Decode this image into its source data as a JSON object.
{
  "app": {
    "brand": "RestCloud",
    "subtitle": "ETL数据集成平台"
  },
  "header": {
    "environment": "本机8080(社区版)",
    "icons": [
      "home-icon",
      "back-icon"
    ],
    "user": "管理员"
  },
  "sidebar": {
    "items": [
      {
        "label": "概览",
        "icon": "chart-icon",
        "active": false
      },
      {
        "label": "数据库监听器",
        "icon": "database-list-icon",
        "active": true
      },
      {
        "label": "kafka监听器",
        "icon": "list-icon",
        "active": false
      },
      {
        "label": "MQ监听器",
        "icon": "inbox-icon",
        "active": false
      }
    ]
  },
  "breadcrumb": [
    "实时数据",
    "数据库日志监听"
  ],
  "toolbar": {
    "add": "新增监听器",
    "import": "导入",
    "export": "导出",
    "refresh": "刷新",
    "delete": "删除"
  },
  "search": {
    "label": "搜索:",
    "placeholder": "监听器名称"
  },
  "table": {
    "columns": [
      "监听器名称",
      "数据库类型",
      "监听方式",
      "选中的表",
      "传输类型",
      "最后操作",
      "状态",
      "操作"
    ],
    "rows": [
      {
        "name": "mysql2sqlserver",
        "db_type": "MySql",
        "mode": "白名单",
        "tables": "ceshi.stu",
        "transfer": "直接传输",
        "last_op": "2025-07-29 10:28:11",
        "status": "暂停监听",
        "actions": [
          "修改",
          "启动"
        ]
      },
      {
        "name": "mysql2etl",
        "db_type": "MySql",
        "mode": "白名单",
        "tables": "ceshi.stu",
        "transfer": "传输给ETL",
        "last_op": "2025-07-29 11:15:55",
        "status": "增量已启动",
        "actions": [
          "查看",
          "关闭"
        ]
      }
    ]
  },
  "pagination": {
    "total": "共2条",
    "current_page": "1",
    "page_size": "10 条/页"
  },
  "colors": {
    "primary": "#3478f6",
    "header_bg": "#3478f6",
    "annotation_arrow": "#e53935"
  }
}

The request: Write out all the lines again, exactly as they are.

Solution:
Decode this image into its source data as a JSON object.
{
  "app": {
    "brand": "RestCloud",
    "subtitle": "ETL数据集成平台"
  },
  "header": {
    "environment": "本机8080(社区版)",
    "icons": [
      "home-icon",
      "back-icon"
    ],
    "user": "管理员"
  },
  "sidebar": {
    "items": [
      {
        "label": "概览",
        "icon": "chart-icon",
        "active": false
      },
      {
        "label": "数据库监听器",
        "icon": "database-list-icon",
        "active": true
      },
      {
        "label": "kafka监听器",
        "icon": "list-icon",
        "active": false
      },
      {
        "label": "MQ监听器",
        "icon": "inbox-icon",
        "active": false
      }
    ]
  },
  "breadcrumb": [
    "实时数据",
    "数据库日志监听"
  ],
  "toolbar": {
    "add": "新增监听器",
    "import": "导入",
    "export": "导出",
    "refresh": "刷新",
    "delete": "删除"
  },
  "search": {
    "label": "搜索:",
    "placeholder": "监听器名称"
  },
  "table": {
    "columns": [
      "监听器名称",
      "数据库类型",
      "监听方式",
      "选中的表",
      "传输类型",
      "最后操作",
      "状态",
      "操作"
    ],
    "rows": [
      {
        "name": "mysql2sqlserver",
        "db_type": "MySql",
        "mode": "白名单",
        "tables": "ceshi.stu",
        "transfer": "直接传输",
        "last_op": "2025-07-29 10:28:11",
        "status": "暂停监听",
        "actions": [
          "修改",
          "启动"
        ]
      },
      {
        "name": "mysql2etl",
        "db_type": "MySql",
        "mode": "白名单",
        "tables": "ceshi.stu",
        "transfer": "传输给ETL",
        "last_op": "2025-07-29 11:15:55",
        "status": "增量已启动",
        "actions": [
          "查看",
          "关闭"
        ]
      }
    ]
  },
  "pagination": {
    "total": "共2条",
    "current_page": "1",
    "page_size": "10 条/页"
  },
  "colors": {
    "primary": "#3478f6",
    "header_bg": "#3478f6",
    "annotation_arrow": "#e53935"
  }
}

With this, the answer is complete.